Goal of the exercise |
Your reply should be a single number: how many lines contain the string "migration".

[Data records]
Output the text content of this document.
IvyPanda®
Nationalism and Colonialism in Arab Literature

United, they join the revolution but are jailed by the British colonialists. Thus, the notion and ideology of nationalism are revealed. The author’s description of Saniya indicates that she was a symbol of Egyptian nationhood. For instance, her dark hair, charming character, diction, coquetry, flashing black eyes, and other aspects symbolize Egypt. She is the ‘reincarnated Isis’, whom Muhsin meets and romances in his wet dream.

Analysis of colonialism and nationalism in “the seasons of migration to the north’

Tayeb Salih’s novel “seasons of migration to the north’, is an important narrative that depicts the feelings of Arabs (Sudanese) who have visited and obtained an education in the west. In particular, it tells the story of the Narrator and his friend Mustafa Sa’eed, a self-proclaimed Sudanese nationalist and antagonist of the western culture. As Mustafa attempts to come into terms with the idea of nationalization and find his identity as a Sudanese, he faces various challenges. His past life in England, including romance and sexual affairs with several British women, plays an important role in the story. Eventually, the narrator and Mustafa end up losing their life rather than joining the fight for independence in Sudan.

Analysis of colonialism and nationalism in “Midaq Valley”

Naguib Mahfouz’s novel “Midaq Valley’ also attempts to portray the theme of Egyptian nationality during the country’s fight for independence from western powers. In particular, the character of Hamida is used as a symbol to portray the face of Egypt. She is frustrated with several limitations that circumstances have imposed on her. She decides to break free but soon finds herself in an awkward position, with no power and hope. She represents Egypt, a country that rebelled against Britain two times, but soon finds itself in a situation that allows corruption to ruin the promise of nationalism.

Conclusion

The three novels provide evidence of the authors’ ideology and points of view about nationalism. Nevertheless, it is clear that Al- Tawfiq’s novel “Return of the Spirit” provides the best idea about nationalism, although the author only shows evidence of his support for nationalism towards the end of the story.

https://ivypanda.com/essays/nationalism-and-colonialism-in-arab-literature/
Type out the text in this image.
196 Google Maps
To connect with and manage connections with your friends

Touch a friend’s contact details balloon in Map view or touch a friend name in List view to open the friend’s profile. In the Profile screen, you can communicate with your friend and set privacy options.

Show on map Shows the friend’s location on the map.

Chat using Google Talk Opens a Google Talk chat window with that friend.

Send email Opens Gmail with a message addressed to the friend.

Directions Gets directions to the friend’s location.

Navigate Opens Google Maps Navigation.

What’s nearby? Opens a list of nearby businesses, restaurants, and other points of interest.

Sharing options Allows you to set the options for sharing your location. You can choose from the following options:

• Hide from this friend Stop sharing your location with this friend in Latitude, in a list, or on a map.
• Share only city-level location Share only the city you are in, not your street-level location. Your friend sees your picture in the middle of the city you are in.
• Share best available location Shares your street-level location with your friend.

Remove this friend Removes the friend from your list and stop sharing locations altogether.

Final answer |
2